[begin Record list]
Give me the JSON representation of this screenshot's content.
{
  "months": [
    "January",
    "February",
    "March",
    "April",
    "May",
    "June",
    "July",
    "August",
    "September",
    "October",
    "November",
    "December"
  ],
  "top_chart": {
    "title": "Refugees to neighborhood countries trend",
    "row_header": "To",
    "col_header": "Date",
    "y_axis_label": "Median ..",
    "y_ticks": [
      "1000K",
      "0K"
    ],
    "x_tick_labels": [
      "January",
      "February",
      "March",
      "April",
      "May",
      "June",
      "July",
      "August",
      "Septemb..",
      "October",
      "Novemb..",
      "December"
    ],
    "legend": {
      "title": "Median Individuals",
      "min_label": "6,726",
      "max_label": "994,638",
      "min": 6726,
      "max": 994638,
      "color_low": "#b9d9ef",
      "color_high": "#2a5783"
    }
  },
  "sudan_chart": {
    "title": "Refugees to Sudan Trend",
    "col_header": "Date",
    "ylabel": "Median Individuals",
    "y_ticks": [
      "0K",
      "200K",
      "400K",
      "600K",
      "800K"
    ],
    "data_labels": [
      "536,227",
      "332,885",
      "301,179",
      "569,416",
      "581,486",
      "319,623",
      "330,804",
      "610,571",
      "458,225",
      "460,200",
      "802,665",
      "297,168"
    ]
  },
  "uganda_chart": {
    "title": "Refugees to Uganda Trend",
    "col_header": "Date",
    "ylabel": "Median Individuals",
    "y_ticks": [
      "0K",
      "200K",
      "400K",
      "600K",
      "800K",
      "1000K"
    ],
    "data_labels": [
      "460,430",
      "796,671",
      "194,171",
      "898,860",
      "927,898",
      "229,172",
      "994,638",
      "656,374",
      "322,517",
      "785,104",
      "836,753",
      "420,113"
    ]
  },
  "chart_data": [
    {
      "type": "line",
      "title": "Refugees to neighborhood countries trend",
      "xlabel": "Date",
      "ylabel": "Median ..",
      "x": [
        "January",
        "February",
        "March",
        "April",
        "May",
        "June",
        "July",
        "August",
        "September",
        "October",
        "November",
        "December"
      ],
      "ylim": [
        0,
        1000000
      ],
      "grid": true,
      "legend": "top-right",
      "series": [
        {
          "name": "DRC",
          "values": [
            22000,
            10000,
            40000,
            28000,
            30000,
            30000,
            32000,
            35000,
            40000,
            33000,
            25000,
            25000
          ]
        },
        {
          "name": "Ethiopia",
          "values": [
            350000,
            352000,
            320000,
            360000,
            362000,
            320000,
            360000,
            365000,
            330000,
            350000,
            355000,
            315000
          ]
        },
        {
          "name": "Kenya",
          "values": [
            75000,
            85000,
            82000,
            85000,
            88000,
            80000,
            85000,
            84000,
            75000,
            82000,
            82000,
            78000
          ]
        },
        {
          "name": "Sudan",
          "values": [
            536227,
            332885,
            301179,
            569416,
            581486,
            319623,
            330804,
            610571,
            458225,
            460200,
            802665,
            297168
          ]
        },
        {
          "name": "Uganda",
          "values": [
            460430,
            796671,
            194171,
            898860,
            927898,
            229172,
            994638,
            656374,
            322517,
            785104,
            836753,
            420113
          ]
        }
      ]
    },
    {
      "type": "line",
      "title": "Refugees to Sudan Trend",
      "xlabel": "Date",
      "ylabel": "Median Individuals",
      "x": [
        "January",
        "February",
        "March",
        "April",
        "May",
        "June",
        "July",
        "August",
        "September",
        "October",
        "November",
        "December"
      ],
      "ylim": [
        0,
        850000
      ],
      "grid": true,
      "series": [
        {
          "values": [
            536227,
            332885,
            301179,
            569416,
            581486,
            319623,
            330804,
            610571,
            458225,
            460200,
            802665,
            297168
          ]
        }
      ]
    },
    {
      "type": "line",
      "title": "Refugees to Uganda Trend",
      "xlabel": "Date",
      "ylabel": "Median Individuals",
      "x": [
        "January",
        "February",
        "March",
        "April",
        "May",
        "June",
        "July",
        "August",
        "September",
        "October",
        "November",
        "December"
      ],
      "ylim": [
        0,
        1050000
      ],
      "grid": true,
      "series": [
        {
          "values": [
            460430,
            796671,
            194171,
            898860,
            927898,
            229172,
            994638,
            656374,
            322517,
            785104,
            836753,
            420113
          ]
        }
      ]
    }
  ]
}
[end Record list]
▸ **Given problem**
Using the records above, say how many lines include the string "name". Only the number is wanted.

▸ **Exercise output**
5